#### Supplied records ####

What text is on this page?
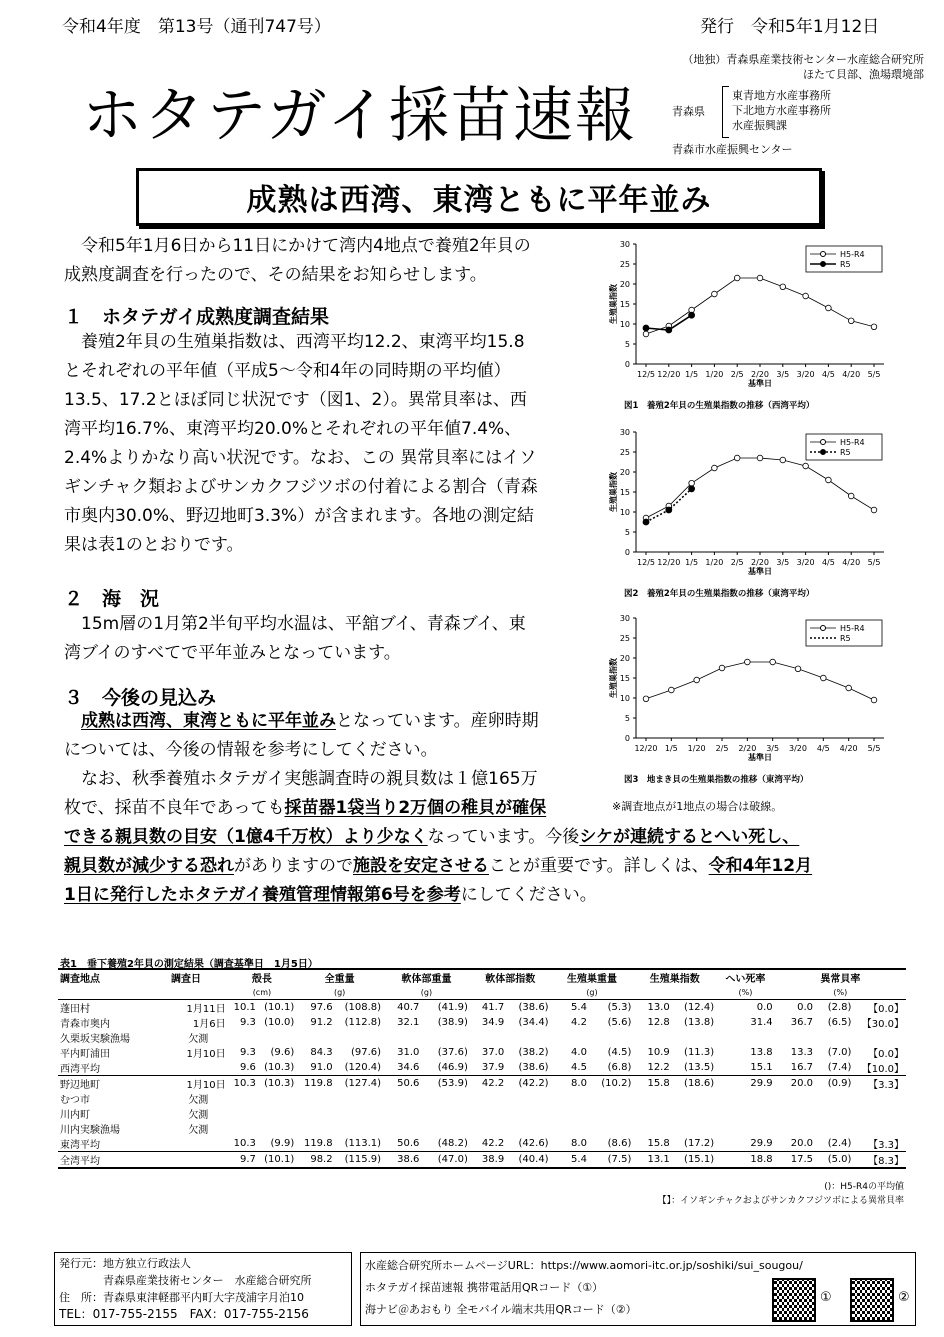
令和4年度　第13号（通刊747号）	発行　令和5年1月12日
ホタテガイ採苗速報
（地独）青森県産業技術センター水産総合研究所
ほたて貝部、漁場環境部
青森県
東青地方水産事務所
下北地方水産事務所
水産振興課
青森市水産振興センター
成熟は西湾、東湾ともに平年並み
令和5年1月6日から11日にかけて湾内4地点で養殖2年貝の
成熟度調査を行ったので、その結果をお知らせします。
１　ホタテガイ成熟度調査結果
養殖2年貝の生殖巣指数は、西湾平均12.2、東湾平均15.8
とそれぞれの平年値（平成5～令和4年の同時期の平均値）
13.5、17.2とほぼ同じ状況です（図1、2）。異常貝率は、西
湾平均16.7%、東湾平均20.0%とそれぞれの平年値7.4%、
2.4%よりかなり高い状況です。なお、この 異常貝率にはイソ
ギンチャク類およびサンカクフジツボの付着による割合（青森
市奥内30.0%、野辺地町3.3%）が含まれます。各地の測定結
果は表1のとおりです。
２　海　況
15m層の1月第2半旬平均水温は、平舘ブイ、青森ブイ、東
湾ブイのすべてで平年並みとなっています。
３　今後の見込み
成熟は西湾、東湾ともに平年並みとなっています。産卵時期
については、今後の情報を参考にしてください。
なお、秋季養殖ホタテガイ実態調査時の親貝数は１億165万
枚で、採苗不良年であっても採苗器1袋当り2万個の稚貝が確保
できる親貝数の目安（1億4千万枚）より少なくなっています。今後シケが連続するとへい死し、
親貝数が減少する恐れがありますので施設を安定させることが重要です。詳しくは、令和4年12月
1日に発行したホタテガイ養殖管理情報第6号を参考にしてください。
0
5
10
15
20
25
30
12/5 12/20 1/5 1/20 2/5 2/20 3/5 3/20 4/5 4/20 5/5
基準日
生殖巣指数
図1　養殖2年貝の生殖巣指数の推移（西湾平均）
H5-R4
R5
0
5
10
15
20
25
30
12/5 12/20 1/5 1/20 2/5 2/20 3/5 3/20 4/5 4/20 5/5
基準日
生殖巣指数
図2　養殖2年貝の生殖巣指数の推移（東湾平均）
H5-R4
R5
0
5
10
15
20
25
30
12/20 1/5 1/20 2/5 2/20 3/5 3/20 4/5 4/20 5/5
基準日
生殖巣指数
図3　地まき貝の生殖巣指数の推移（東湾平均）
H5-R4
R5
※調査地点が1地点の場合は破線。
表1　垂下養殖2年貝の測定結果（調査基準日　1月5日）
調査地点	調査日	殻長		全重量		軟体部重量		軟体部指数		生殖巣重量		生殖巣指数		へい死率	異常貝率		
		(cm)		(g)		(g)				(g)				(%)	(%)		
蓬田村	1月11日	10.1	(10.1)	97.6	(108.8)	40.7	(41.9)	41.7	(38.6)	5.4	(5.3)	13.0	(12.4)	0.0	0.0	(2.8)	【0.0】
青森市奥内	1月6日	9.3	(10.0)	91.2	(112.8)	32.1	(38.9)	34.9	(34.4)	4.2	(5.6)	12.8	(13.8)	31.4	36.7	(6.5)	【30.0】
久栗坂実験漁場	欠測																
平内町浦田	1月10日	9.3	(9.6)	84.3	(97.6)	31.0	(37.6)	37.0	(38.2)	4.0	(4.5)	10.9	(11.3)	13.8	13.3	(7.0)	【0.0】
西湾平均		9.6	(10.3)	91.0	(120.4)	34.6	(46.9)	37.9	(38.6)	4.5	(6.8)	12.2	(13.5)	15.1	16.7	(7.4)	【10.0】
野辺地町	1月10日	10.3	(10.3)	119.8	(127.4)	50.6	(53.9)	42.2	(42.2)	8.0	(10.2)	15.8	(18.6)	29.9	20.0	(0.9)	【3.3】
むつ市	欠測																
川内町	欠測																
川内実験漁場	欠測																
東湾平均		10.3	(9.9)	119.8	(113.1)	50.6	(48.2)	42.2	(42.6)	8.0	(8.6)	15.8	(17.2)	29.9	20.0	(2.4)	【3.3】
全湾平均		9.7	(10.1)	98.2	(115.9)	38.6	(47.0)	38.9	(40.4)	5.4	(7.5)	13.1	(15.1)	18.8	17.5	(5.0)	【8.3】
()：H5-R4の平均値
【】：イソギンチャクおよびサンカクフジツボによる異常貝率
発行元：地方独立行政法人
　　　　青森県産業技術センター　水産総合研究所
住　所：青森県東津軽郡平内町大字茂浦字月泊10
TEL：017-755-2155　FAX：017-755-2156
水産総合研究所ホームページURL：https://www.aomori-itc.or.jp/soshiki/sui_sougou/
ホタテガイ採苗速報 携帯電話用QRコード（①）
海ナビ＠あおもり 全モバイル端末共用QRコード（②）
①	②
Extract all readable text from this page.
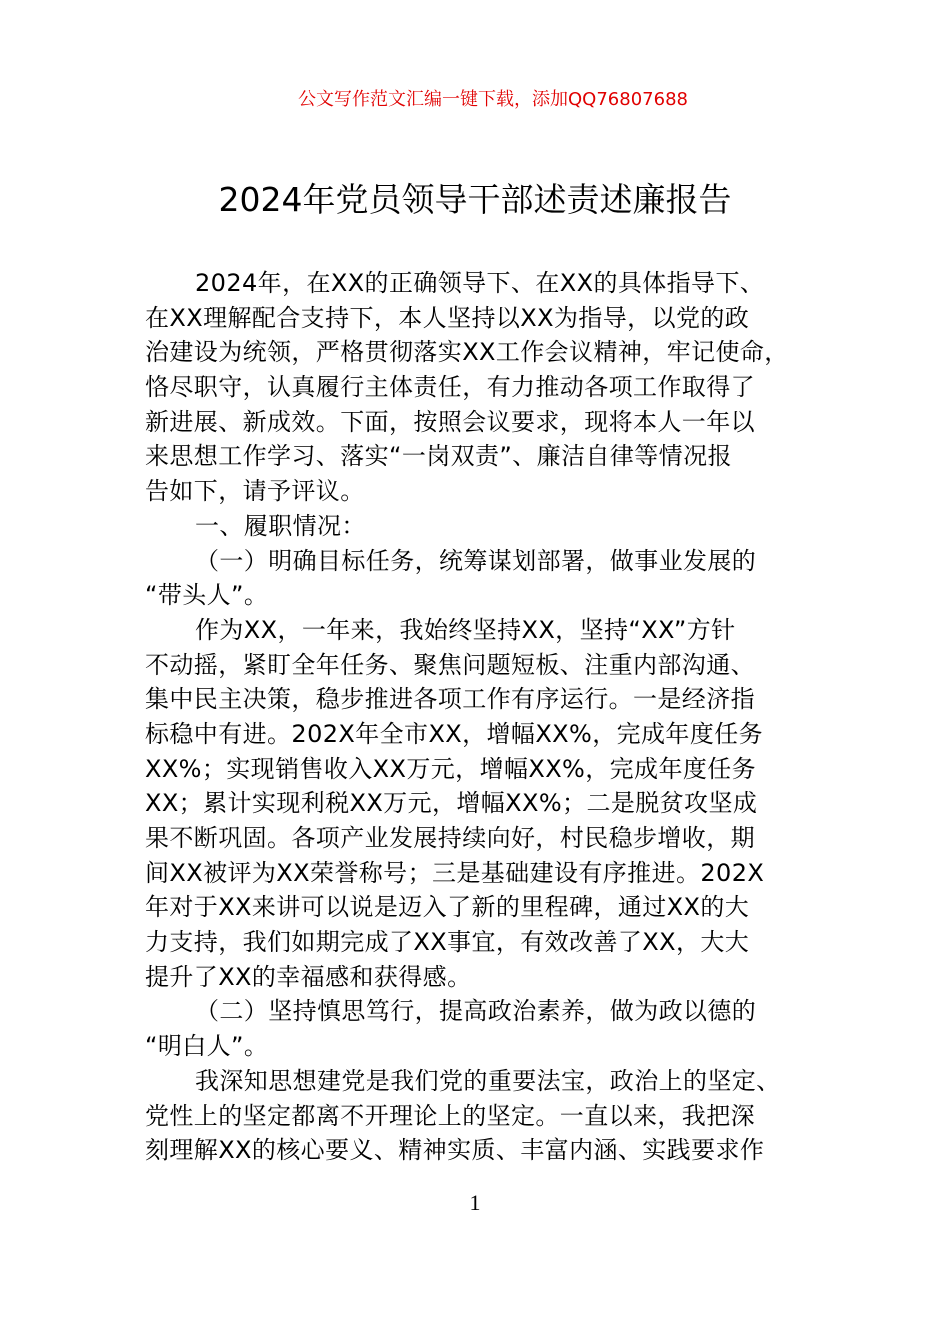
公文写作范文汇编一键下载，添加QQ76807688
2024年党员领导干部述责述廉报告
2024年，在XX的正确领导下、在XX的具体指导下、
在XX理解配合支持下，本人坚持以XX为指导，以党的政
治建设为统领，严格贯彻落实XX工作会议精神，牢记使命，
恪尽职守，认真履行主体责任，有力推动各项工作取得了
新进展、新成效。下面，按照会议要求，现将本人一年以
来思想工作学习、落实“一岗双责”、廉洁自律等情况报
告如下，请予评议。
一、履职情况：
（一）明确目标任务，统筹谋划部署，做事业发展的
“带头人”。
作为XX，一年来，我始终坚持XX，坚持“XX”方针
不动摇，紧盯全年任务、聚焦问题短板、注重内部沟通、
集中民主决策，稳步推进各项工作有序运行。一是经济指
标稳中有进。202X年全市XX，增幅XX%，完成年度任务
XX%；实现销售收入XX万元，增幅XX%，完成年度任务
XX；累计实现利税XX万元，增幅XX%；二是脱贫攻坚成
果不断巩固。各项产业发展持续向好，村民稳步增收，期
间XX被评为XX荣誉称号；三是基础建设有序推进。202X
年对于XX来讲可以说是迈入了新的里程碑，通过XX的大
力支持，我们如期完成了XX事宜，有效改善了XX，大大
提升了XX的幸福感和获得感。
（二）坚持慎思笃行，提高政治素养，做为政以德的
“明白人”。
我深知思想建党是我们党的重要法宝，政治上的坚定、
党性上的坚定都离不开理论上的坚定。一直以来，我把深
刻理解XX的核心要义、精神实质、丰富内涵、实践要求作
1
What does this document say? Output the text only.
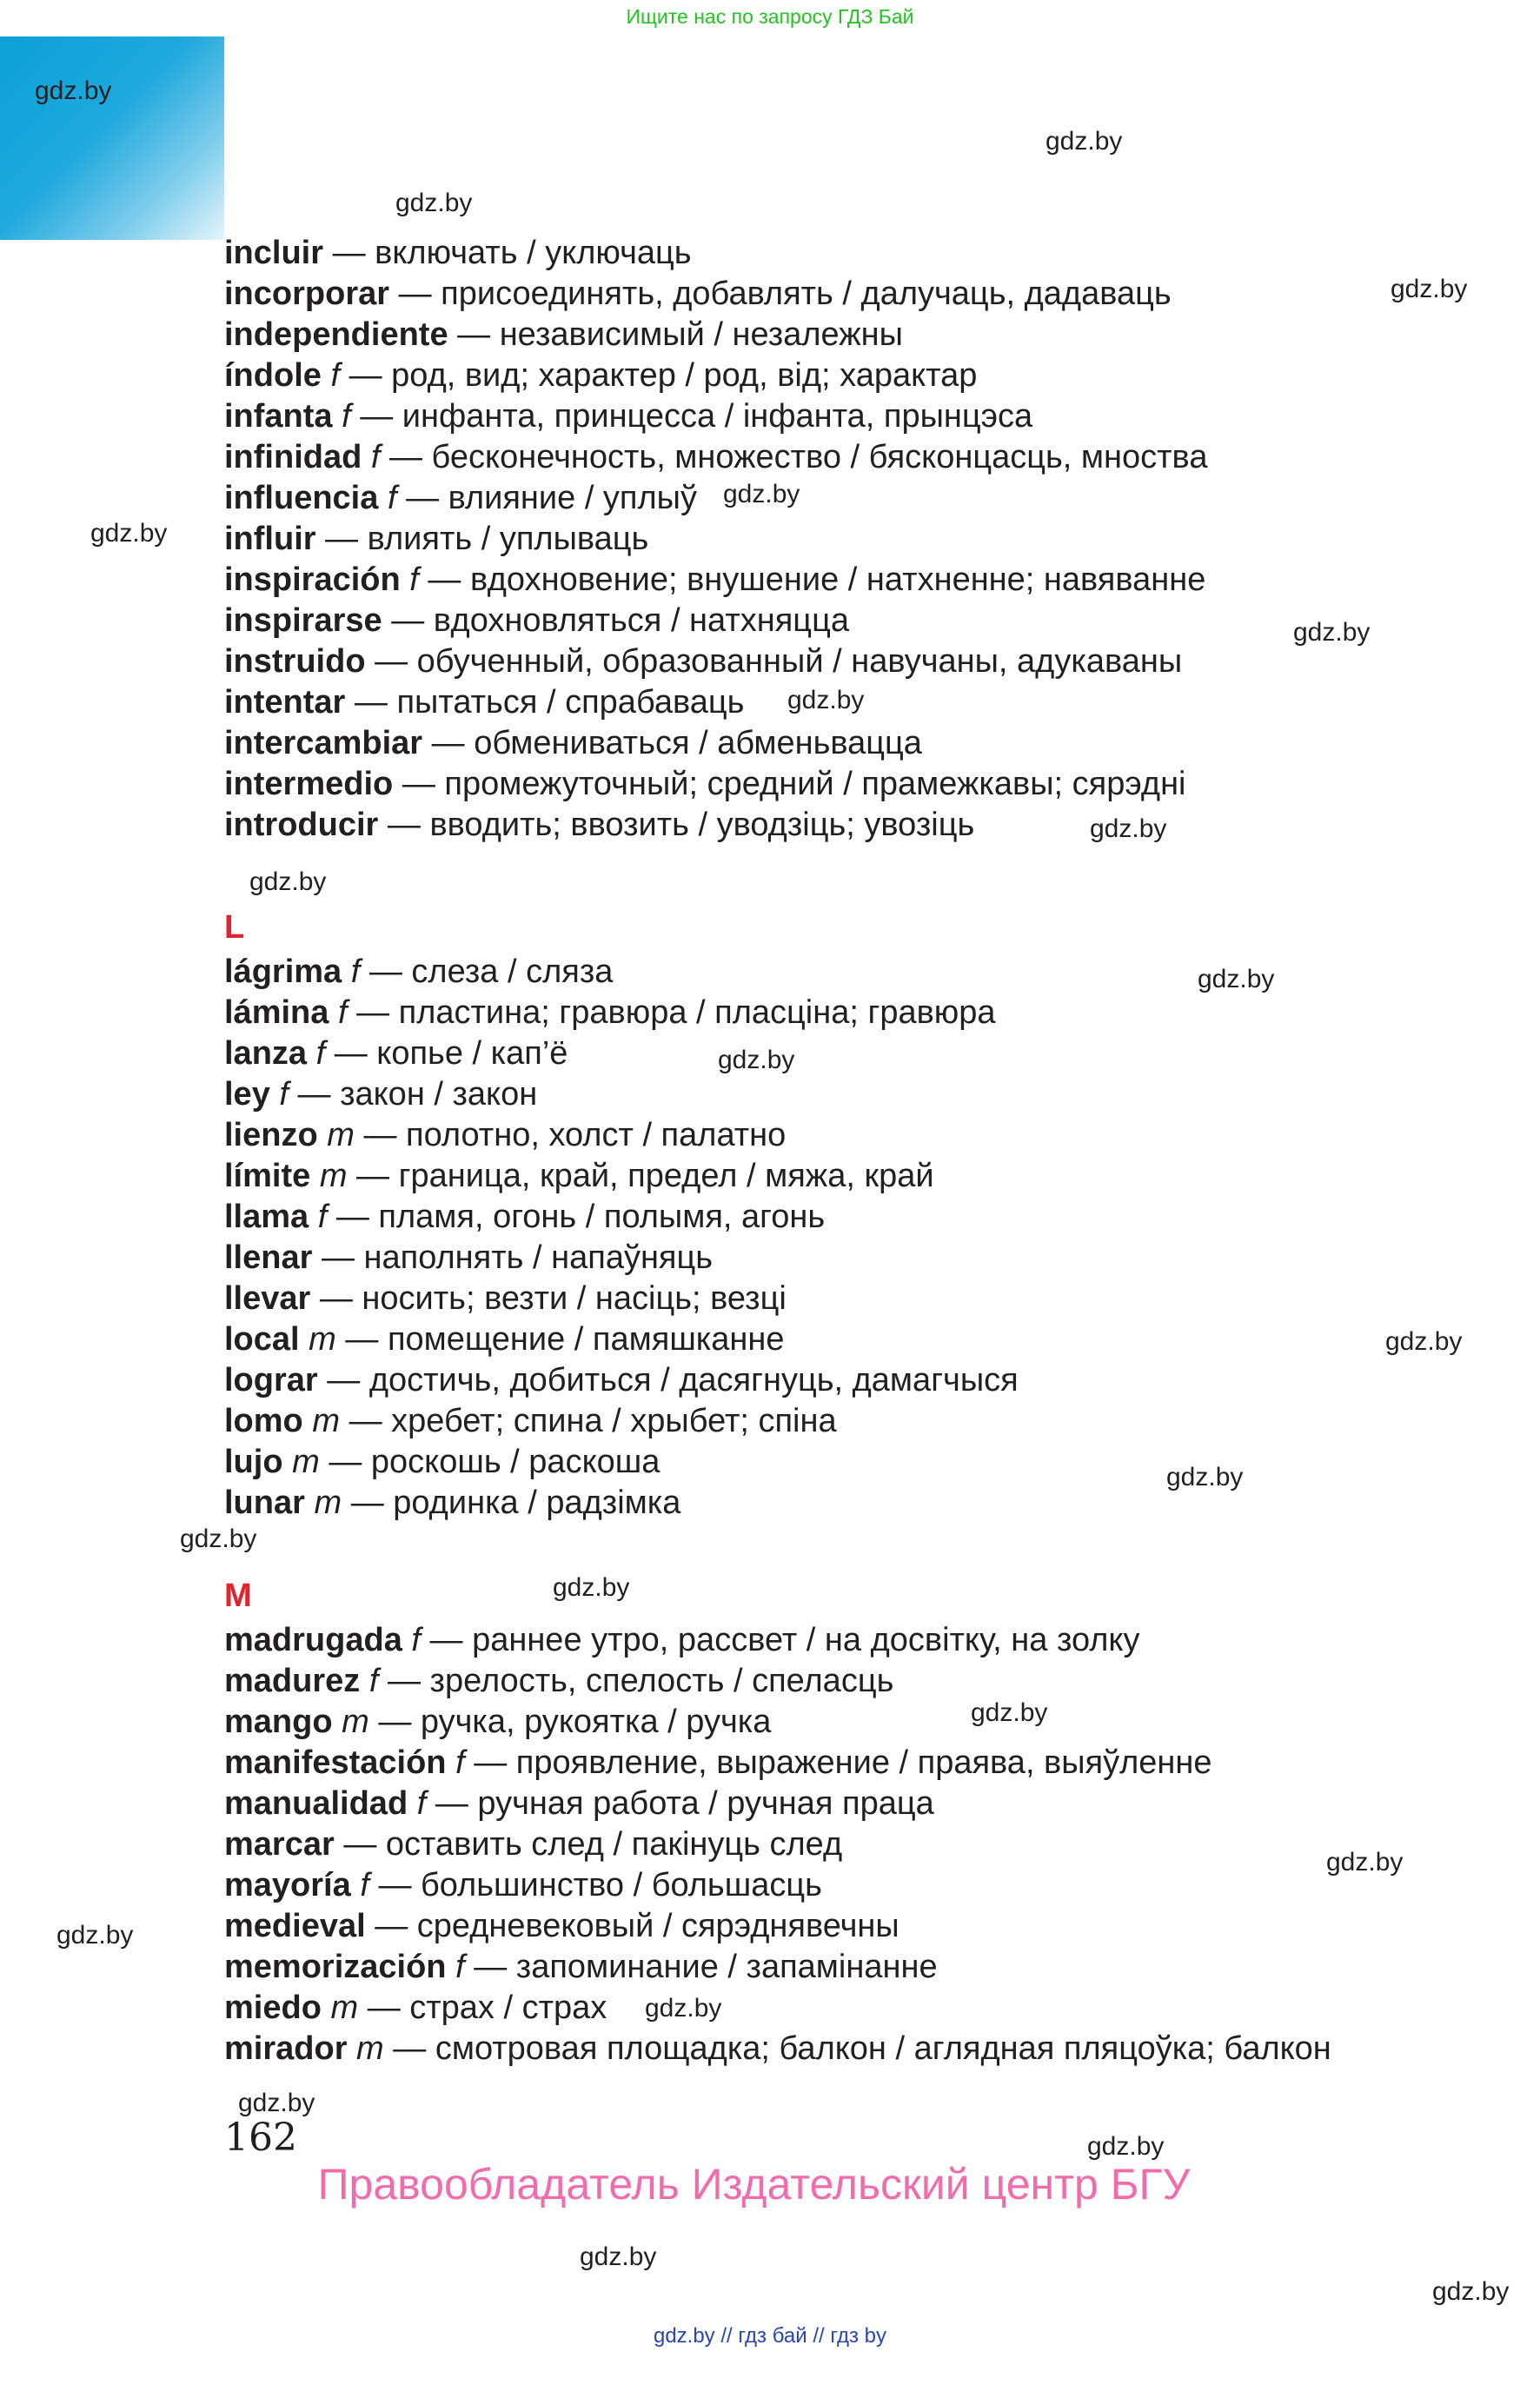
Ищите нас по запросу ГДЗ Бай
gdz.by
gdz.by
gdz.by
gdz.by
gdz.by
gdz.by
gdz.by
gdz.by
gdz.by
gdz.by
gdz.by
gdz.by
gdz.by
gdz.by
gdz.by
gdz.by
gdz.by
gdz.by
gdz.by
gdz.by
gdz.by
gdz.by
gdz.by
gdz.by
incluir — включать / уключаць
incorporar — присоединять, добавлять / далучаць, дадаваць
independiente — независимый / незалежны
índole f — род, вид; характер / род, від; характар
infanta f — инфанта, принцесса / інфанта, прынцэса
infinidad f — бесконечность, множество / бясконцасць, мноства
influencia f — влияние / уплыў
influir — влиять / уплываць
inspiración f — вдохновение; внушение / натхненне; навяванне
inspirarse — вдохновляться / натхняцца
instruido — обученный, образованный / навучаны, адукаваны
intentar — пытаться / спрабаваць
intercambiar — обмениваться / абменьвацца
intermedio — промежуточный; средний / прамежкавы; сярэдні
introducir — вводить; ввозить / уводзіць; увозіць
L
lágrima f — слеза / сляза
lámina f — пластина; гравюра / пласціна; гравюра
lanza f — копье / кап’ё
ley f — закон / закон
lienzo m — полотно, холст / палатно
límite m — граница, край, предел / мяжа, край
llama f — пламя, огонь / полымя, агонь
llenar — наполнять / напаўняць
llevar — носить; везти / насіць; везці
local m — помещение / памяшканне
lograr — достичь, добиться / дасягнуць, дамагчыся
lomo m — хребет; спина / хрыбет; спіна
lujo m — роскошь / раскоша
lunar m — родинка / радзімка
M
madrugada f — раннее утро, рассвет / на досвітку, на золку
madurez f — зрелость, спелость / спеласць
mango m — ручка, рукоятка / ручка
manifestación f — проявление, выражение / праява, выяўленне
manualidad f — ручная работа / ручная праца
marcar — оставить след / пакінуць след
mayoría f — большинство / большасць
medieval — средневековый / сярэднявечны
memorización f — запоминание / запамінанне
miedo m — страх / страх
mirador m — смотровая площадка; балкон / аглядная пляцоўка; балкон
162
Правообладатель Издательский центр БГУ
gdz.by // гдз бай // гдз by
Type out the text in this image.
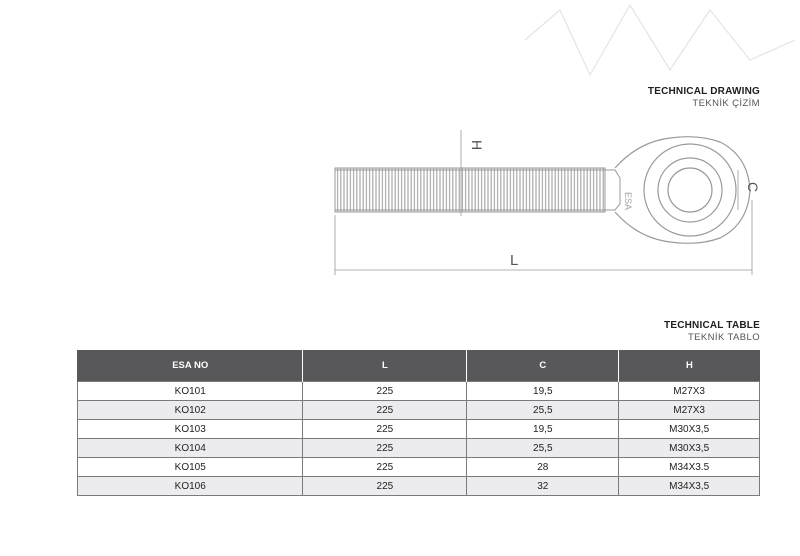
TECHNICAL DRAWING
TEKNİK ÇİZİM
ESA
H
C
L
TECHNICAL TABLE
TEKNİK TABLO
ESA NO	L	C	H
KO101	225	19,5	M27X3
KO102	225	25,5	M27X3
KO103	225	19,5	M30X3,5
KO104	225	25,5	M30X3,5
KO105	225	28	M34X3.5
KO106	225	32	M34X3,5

####

• Problem statement
Pick out every line holding the string "TECHNICAL" and return it.

• Worked solution
TECHNICAL DRAWING
TECHNICAL TABLE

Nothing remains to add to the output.